**Job**
Gather all lines in the entries below that include the word "likes".

**Data for the task**

*-*-*

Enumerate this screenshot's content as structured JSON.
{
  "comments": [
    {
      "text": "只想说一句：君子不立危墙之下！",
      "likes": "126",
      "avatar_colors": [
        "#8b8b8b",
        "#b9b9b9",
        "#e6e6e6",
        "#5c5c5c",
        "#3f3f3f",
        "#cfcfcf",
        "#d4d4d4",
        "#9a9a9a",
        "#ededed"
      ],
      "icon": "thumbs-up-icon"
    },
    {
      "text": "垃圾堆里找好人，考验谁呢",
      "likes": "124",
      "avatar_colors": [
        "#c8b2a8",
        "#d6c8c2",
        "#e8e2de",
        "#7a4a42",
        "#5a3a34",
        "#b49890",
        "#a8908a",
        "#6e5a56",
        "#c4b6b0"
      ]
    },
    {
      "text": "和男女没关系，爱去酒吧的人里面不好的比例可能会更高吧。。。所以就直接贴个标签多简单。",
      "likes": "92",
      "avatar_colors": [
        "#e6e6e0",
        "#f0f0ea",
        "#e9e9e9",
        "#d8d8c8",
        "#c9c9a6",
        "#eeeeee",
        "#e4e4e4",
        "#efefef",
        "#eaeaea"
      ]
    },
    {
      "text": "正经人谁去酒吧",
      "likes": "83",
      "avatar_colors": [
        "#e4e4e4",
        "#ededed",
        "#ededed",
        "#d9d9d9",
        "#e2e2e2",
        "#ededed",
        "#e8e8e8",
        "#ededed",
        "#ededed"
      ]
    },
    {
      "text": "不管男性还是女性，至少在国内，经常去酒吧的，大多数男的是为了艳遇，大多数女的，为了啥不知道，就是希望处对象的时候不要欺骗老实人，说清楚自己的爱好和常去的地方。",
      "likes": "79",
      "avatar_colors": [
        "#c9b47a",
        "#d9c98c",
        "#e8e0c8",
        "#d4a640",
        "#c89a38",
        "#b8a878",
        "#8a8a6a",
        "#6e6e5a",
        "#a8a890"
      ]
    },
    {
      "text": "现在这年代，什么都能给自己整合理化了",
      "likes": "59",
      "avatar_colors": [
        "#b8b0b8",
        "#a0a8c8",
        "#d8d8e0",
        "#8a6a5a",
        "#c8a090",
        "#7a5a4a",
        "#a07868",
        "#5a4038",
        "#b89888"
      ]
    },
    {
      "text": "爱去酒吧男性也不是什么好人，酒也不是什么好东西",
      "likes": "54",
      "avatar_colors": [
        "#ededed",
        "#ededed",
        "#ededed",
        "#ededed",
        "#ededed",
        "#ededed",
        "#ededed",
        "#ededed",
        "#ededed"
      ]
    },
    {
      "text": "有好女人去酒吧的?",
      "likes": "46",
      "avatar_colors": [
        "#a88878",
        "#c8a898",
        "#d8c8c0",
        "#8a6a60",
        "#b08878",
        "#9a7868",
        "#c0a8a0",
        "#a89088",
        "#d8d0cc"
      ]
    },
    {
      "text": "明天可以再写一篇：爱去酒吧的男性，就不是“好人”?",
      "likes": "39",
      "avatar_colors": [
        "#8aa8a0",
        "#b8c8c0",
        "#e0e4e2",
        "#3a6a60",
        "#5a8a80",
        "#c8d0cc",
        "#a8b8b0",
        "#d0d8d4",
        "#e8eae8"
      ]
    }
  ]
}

*-*-*

**Task output**
      "likes": "126",
      "likes": "124",
      "likes": "92",
      "likes": "83",
      "likes": "79",
      "likes": "59",
      "likes": "54",
      "likes": "46",
      "likes": "39",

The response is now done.